### Deine Anweisungen
Beantworte anhand des Ausgangstexts unten diese Fragen:
(a) Wie viele Pegada-Anhänger standen laut Polizei am Samstagnachmittag am Hauptbahnhof den Gegnern gegenüber?
(b) In welchem Konzentrationslager erlebte Pavel Kohn im April 1945 das Eintreffen amerikanischer Truppen?
(c) Seit welchem Jahr ist der 27. Januar bundesweiter Tag des Gedenkens an die Opfer des Nationalsozialismus?

··· Ausgangstext

Landespolitiker warnen bei Auschwitz-Gedenken vor NS-Verharmlosung

Buchenwald-Komitee verurteilt AfD-Gedenkverfälschung ++ LKA-Spezialeinheiten 2014 häufiger angefordert ++ Rassistische Facebook-Einträge: Verdacht der Volksverhetzung bei Sügida-Drahtzieherin ++ Der Nachrichtenüberblick aus Thüringen

  • Lesedauer: 5 Min.

Update 17.20 Uhr:
Pegada-Gewalt soll Thema im Innenausschuss werden

Nach Rangeleien zwischen Anhängern der Pegada-Protestanten und Gegendemonstranten am Samstag in Erfurt soll sich nun der Innenausschuss des Landtags mit dem Vorfall beschäftigen. Die CDU-Fraktion teilte mit, sie habe einen entsprechenden Antrag gestellt. »Wir wollen uns ein Bild über den Verlauf der konkurrierenden Veranstaltungen und den Einsatz der Sicherheitskräfte verschaffen«, teilte der innenpolitische Sprecher Wolfgang Fiedler am Dienstag in Erfurt mit. Die Polizei hatte angegeben, etwa 1.000 Anhänger der »Patriotischen Europäer gegen die Amerikanisierung des Abendlandes« und 600 Gegner hätten sich am Samstagnachmittag am Hauptbahnhof gegenübergestanden.

Update 16.05 Uhr:
Landespolitiker warnen bei Auschwitz-Gedenken vor NS-Verharmlosung

Landtag und Landesregierung haben 70 Jahre nach der Befreiung des Vernichtungslagers Auschwitz vor einer Verharmlosung der Nazi-Verbrechen und neuen rassistischen Gefahren gewarnt. Auschwitz sei für alle Zeiten der Begriff für unvorstellbares Grauen und Unmenschlichkeit, sagte Landtagspräsident Christian Carius am Dienstag in Erfurt. Dass es Kräfte gebe, die dies relativierten, »erfüllt uns mit Scham«. Am 27. Januar 1945 hatten sowjetische Truppen Auschwitz befreit. Die Opfer des Nationalsozialismus hätten einen Anspruch darauf, »dass wir alle uns dieser Vergangenheit stellen«, sagte Carius. Ministerpräsident Bodo Ramelow (Linke) forderte als Konsequenz aus der NS-Vergangenheit ein Zusammenstehen der Demokraten im Kampf gegen Rassismus und Ausländerfeindlichkeit. Dass die Pegida-Demonstrationen der vergangenen Wochen die öffentliche Debatte über Integration und Zuwanderung mitbestimmt hätten, sei für die Überlebenden des NS-Terrors peinigend. Die Demonstrationen zeigten, wie anfällig Menschen für braune Parolen seien, sagte Ramelow. »Denn nicht alle, die in Suhl oder Dresden aufmarschieren, sind rechtsextrem.« Der KZ-Überlebende Pavel Kohn äußerte angesichts sich häufender Anschläge auf jüdische Einrichtungen seine Besorgnis auch über die Gefahren des Terrorismus. »Die Zeiten haben sich verschlechtert«, sagte Kohn, der als Kind von den Nazis zuerst ins KZ Theresienstadt und später nach Auschwitz verschleppt worden war. Im April 1945 erlebte er im Konzentrationslager Buchenwald das Eintreffen amerikanischer Truppen. In der KZ-Gedenkstätte bei Weimar legten Vertreter der Landespolitik und von Opferverbänden am Dienstag Kränze nieder. Etwa 200 Menschen beteiligten sich an dem Gedenken. Im Vorfeld hatte es Streit wegen der Inschrift auf dem Kranz der rechtskonservativen Alternative für Deutschland (AfD) gegeben, die ursprünglich auch die Opfer des sowjetischen Speziallagers nach 1945 erwähnen wollte. Der 27. Januar ist seit 1996 bundesweiter Tag des Gedenkens an die Opfer des Nationalsozialismus, seit 2005 wird er auch international als Holocaust-Gedenktag begangen.

······
··· Auflistung

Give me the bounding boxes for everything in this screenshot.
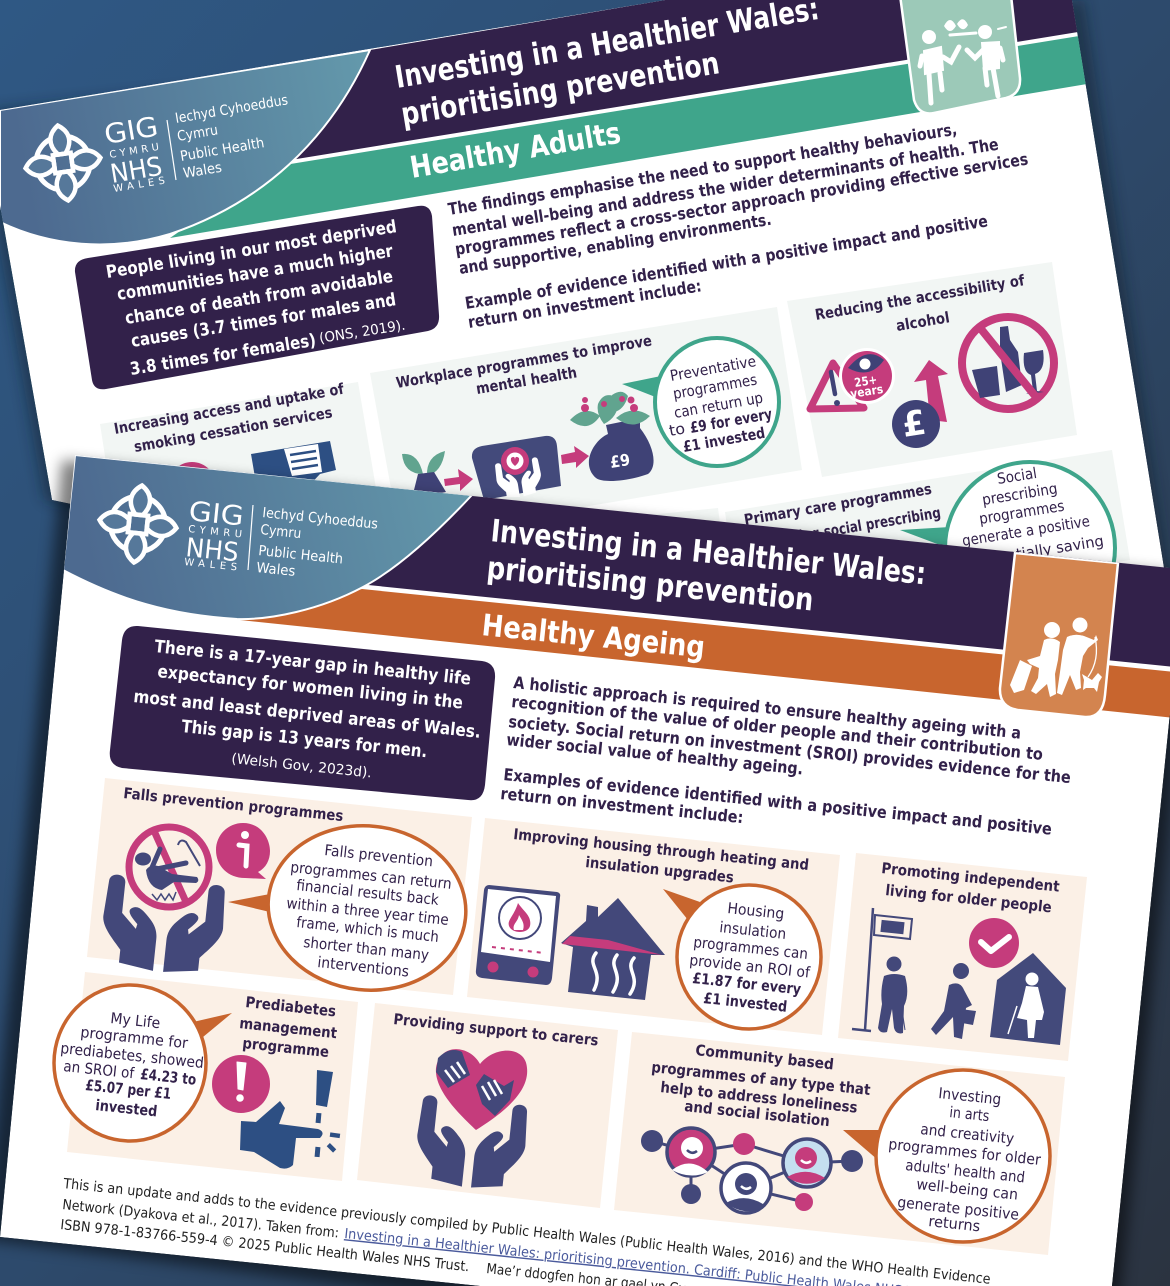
intro paragraph (500, 673, 1072, 839)
logo: NHS Wales (20, 92, 289, 206)
callout: deprived communities: causes (3.7 times for males and (130, 290, 397, 352)
panel: smoking cessation (100, 382, 376, 486)
bubble: falls prevention: financial results back (296, 876, 440, 909)
icon: finger prick (240, 1070, 340, 1169)
bubble: arts and creativity: Investing (938, 1084, 1002, 1109)
intro paragraph: wider social value of healthy ageing. (506, 730, 804, 779)
icon: warning triangle (810, 363, 864, 409)
bubble: arts and creativity: in arts (949, 1103, 990, 1125)
panel: reducing alcohol accessibility (787, 262, 1077, 477)
title: prioritising prevention (398, 45, 722, 133)
intro paragraph: return on investment include: (500, 784, 744, 827)
panel: reducing alcohol accessibility: alcohol (895, 308, 951, 335)
bubble: housing insulation (663, 885, 821, 1029)
bubble: My Life prediabetes (54, 985, 232, 1141)
bubble: housing insulation: insulation (719, 918, 787, 943)
bubble: preventative programmes: Preventative (669, 352, 757, 385)
bubble: social prescribing: generate a positive (961, 512, 1091, 550)
bubble: My Life prediabetes: My Life (110, 1009, 161, 1032)
paper (0, 455, 1170, 1286)
logo: NHS Wales: Public Health (258, 543, 344, 568)
front sheet: Healthy Ageing (0, 455, 1170, 1286)
logo: NHS Wales: GIG (102, 111, 160, 151)
callout: healthy life gap: expectancy for women living in the (156, 662, 464, 714)
panel: independent living: Promoting independent (881, 859, 1060, 896)
icon: pink circle and chat (179, 441, 336, 480)
badge: healthy ageing (1000, 553, 1118, 717)
panel: prediabetes: management (239, 1014, 338, 1042)
callout: healthy life gap: (Welsh Gov, 2023d). (231, 751, 372, 781)
panel: social prescribing: promoting social prescribing (750, 504, 942, 553)
callout: deprived communities (75, 206, 439, 389)
logo: NHS Wales: NHS (184, 533, 240, 568)
bubble: arts and creativity: generate positive (897, 1193, 1020, 1224)
logo: NHS Wales: CYMRU (188, 524, 243, 540)
arrow up (914, 360, 948, 422)
bubble: arts and creativity (843, 1070, 1050, 1242)
badge: healthy adults (900, 0, 1020, 113)
bubble: social prescribing: prescribing (981, 479, 1059, 509)
title: Investing in a Healthier Wales: (489, 513, 928, 592)
icon: money bag: £9 (609, 450, 631, 472)
logo panel curve (0, 50, 370, 244)
arrow (444, 469, 473, 491)
panel: social prescribing (725, 450, 1130, 562)
bubble: arts and creativity: programmes for older (888, 1135, 1042, 1169)
bubble: social prescribing: Social (996, 464, 1038, 488)
green band (170, 36, 1087, 238)
bubble: falls prevention: within a three year time (286, 894, 450, 929)
panel: workplace mental health: mental health (475, 363, 578, 398)
logo: NHS Wales: GIG (187, 496, 245, 533)
callout: deprived communities: chance of death from avoidable (124, 267, 395, 329)
icon: insulated house (561, 898, 665, 1000)
bubble: housing insulation: programmes can (693, 933, 809, 963)
footer text: Network (Dyakova et al., 2017). Taken from: (62, 1197, 340, 1242)
heading: Healthy Adults: Healthy Adults (407, 116, 623, 186)
panel: prediabetes: programme (242, 1034, 330, 1061)
callout: deprived communities: 3.8 times for females) (129, 331, 317, 380)
intro paragraph: and supportive, enabling environments. (458, 210, 773, 278)
panel: social prescribing: Primary care programmes (743, 480, 933, 529)
intro paragraph: Examples of evidence identified with a positive impact and positive (503, 765, 1053, 839)
callout: deprived communities: communities have a much higher (116, 241, 395, 305)
back sheet: Healthy Adults (0, 0, 1164, 568)
intro paragraph: return on investment include: (467, 276, 703, 332)
logo: NHS Wales: WALES (113, 176, 166, 195)
panel: independent living: living for older people (885, 881, 1053, 916)
intro paragraph: programmes reflect a cross-sector approach providing effective services (454, 149, 1030, 259)
bubble: arts and creativity: returns (928, 1212, 981, 1235)
callout: healthy life gap (110, 626, 495, 800)
callout: healthy life gap: most and least deprived areas of Wales. (132, 687, 482, 743)
paper (0, 0, 1164, 568)
panel: housing upgrades (467, 818, 840, 1035)
intro paragraph (447, 120, 1030, 332)
panel: community programmes: programmes of any type that (651, 1058, 871, 1099)
intro paragraph: recognition of the value of older people and their contribution to (511, 692, 1044, 764)
logo: NHS Wales: Wales (256, 560, 296, 580)
bubble: falls prevention (228, 816, 474, 1000)
logo: NHS Wales: Cymru (260, 522, 302, 542)
intro paragraph: Example of evidence identified with a positive impact and positive (464, 211, 989, 313)
icon: no alcohol (962, 317, 1054, 409)
bubble: preventative programmes: £1 invested (682, 424, 766, 456)
panel: independent living (838, 853, 1087, 1061)
panel: community programmes: help to address loneliness (660, 1078, 858, 1117)
bubble: falls prevention: shorter than many (303, 933, 430, 964)
icon: person with shopping basket (931, 963, 976, 1039)
bubble: My Life prediabetes: an SROI of (63, 1057, 136, 1082)
icon: tick (969, 918, 1019, 968)
icon: heart and hands (412, 1049, 530, 1193)
intro paragraph: mental well-being and address the wider determinants of health. The (451, 135, 1000, 240)
callout: healthy life gap: There is a 17-year gap in healthy life (153, 637, 472, 690)
panel: prediabetes: Prediabetes (245, 993, 337, 1020)
back sheet shadow (0, 0, 1170, 700)
icon: boiler (476, 885, 560, 985)
callout: deprived communities: People living in our most deprived (105, 217, 398, 283)
icon: 25+ years: 25+ (853, 373, 878, 390)
panel: smoking cessation: Increasing access and uptake of (113, 380, 346, 438)
purple title band (368, 495, 1170, 667)
panel: prediabetes (54, 972, 358, 1181)
bubble: falls prevention: frame, which is much (296, 913, 440, 946)
bubble: housing insulation: £1.87 for every (692, 969, 802, 998)
footer text: ISBN 978-1-83766-559-4 © 2025 Public Health Wales NHS Trust. (60, 1217, 470, 1275)
icon: pound coin: £ (899, 403, 929, 446)
icon: bus stop (852, 908, 912, 1031)
icon: money bag (570, 392, 654, 481)
panel: housing upgrades: insulation upgrades (585, 853, 735, 887)
bubble: My Life prediabetes: programme for (80, 1023, 190, 1052)
icon: pound coin (892, 400, 940, 448)
icon: woman at home (990, 953, 1066, 1045)
orange band (240, 589, 1170, 718)
bubble: preventative programmes (622, 338, 779, 466)
bubble: preventative programmes: can return up (673, 389, 764, 422)
title (392, 0, 822, 133)
icon: person with cane (878, 956, 907, 1033)
bubble: social prescribing: programmes (978, 497, 1066, 528)
bubble: preventative programmes: £9 for every (689, 405, 774, 437)
bubble: My Life prediabetes: £5.07 per £1 (85, 1076, 172, 1103)
bubble: arts and creativity: adults' health and (905, 1156, 1026, 1187)
bubble: My Life prediabetes: £4.23 to (140, 1065, 197, 1089)
panel: support to carers: Providing support to carers (393, 1010, 599, 1050)
logo: NHS Wales: NHS (108, 152, 164, 190)
bubble: preventative programmes: to (668, 419, 686, 440)
panel: community programmes: Community based (695, 1041, 835, 1074)
callout: healthy life gap: This gap is 13 years for men. (180, 717, 428, 762)
bubble: falls prevention: interventions (317, 953, 410, 981)
bubble: falls prevention: programmes can return (290, 858, 453, 893)
logo: NHS Wales: Public Health (179, 135, 265, 165)
logo: NHS Wales: Cymru (176, 122, 219, 145)
icon: no falls in hands (98, 827, 227, 978)
callout: deprived communities: (ONS, 2019). (318, 318, 407, 347)
panel: smoking cessation: smoking cessation services (133, 403, 334, 456)
intro paragraph: society. Social return on investment (SROI) provides evidence for the (508, 712, 1072, 787)
icon: wellbeing hands (472, 436, 561, 500)
icon: social network (641, 1128, 863, 1213)
bubble: arts and creativity: well-being can (916, 1175, 1019, 1204)
icon: exclamation circle (212, 1055, 270, 1113)
bubble: social prescribing (946, 460, 1117, 562)
panel: falls prevention: Falls prevention programmes (123, 784, 344, 825)
logo: NHS Wales: Iechyd Cyhoeddus (262, 505, 379, 533)
panel: support to carers (357, 1003, 618, 1208)
icon: information bubble (216, 823, 270, 879)
bubble: housing insulation: £1 invested (703, 989, 788, 1016)
logo: NHS Wales (96, 482, 379, 580)
arrow (561, 446, 589, 468)
title: prioritising prevention (485, 550, 815, 619)
logo: NHS Wales: WALES (184, 557, 238, 573)
bubble: preventative programmes: programmes (672, 370, 759, 403)
panel: community programmes (614, 1032, 1065, 1255)
logo: NHS Wales: Iechyd Cyhoeddus (174, 92, 289, 127)
panel: reducing alcohol accessibility: Reducing the accessibility of (814, 271, 1026, 324)
bubble: social prescribing: potentially saving (973, 532, 1105, 570)
bubble: My Life prediabetes: invested (95, 1096, 158, 1120)
panel: community programmes: and social isolation (684, 1097, 831, 1130)
logo: NHS Wales: CYMRU (109, 142, 160, 161)
icon: 25+ years (839, 348, 895, 404)
logo: NHS Wales: Wales (182, 160, 223, 182)
panel: small lower left (656, 508, 720, 522)
logo panel curve (63, 455, 472, 619)
icon: seedling bag (402, 451, 446, 493)
heading: Healthy Ageing: Healthy Ageing (480, 608, 707, 666)
bubble: arts and creativity: and creativity (920, 1120, 1015, 1148)
intro paragraph: A holistic approach is required to ensure healthy ageing with a (513, 673, 1022, 743)
panel: falls prevention (87, 778, 474, 1000)
panel: housing upgrades: Improving housing through heating and (513, 825, 810, 874)
panel: workplace mental health: Workplace programmes to improve (395, 331, 653, 392)
bubble: My Life prediabetes: prediabetes, showed (60, 1039, 205, 1072)
front sheet shadow (0, 460, 1170, 1286)
bubble: housing insulation: Housing (727, 899, 785, 923)
panel: workplace mental health (370, 307, 802, 507)
bubble: falls prevention: Falls prevention (324, 841, 434, 870)
bubble: housing insulation: provide an ROI of (689, 951, 811, 982)
intro paragraph: The findings emphasise the need to support healthy behaviours, (447, 120, 958, 219)
icon: 25+ years: years (849, 382, 884, 401)
purple title band (272, 0, 1078, 163)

······

### Endgültige Antwort
(a) Etwa 1.000
(b) Buchenwald
(c) Seit 1996